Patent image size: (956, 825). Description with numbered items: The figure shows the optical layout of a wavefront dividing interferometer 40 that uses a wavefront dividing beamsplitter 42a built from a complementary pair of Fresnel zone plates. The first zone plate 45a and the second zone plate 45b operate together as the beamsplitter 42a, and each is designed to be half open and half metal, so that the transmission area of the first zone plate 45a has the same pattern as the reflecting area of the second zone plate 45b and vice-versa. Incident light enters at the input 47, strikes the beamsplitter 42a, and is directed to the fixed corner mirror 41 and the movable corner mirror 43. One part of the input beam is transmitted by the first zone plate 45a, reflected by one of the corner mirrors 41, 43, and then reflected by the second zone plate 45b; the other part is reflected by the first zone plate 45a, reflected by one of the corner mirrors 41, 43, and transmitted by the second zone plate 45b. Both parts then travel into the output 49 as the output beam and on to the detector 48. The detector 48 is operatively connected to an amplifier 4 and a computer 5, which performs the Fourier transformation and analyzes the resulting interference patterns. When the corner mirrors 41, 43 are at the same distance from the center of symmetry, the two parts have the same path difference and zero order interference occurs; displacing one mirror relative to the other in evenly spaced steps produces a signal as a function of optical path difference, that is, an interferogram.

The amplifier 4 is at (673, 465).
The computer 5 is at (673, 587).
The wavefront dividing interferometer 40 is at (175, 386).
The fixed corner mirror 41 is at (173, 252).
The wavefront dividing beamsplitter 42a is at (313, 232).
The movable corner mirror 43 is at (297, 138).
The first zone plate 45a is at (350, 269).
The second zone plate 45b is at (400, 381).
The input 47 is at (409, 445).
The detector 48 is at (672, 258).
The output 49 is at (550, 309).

* * *

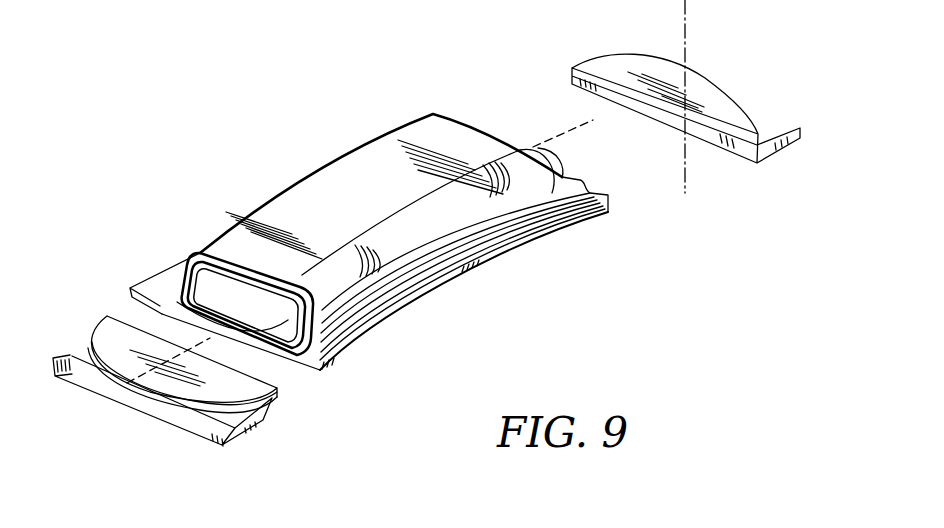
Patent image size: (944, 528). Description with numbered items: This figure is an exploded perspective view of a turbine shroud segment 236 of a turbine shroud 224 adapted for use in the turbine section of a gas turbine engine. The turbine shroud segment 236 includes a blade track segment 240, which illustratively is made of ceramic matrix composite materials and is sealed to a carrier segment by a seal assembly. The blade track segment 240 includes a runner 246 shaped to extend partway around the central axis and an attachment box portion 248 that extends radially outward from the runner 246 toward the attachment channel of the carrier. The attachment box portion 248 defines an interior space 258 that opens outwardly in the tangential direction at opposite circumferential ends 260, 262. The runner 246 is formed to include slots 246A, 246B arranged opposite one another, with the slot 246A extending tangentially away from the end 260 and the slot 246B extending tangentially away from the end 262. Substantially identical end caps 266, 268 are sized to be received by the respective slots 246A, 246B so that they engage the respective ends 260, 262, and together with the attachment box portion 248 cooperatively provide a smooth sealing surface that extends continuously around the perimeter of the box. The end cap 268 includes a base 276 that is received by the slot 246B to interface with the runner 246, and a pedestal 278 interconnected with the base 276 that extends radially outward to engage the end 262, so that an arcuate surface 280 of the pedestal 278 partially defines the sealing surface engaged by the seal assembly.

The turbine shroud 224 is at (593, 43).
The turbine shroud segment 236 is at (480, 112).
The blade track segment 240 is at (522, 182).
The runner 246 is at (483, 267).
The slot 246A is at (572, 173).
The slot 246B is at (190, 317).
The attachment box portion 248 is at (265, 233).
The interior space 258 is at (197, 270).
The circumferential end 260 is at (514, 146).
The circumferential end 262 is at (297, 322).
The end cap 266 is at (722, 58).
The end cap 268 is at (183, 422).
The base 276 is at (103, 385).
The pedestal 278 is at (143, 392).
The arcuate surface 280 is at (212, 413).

* * *

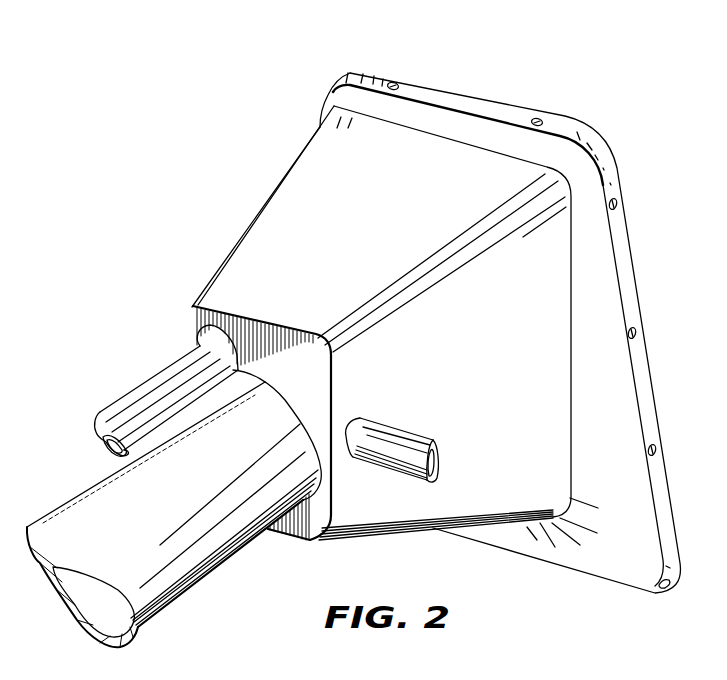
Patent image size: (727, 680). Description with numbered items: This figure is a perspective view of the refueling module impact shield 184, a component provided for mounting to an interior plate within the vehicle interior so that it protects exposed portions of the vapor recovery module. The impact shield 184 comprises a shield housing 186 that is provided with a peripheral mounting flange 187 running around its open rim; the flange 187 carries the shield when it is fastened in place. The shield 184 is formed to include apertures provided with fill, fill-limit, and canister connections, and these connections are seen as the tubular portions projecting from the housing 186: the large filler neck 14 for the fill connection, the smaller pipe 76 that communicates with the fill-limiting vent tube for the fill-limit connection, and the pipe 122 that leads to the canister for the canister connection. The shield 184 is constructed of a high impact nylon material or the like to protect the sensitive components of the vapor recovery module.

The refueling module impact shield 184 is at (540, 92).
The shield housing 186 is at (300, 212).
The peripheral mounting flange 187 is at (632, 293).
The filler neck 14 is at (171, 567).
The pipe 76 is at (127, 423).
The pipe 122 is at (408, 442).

◆ **DIRECTIVE**: Reproduce verbatim everything from the line containing "Patent image size: (727, 680)." down to the line containing "The pipe 76 is at (127, 423).", including both of those lines.

◆ **EXERCISE ANSWER**:
Patent image size: (727, 680). Description with numbered items: This figure is a perspective view of the refueling module impact shield 184, a component provided for mounting to an interior plate within the vehicle interior so that it protects exposed portions of the vapor recovery module. The impact shield 184 comprises a shield housing 186 that is provided with a peripheral mounting flange 187 running around its open rim; the flange 187 carries the shield when it is fastened in place. The shield 184 is formed to include apertures provided with fill, fill-limit, and canister connections, and these connections are seen as the tubular portions projecting from the housing 186: the large filler neck 14 for the fill connection, the smaller pipe 76 that communicates with the fill-limiting vent tube for the fill-limit connection, and the pipe 122 that leads to the canister for the canister connection. The shield 184 is constructed of a high impact nylon material or the like to protect the sensitive components of the vapor recovery module.

The refueling module impact shield 184 is at (540, 92).
The shield housing 186 is at (300, 212).
The peripheral mounting flange 187 is at (632, 293).
The filler neck 14 is at (171, 567).
The pipe 76 is at (127, 423).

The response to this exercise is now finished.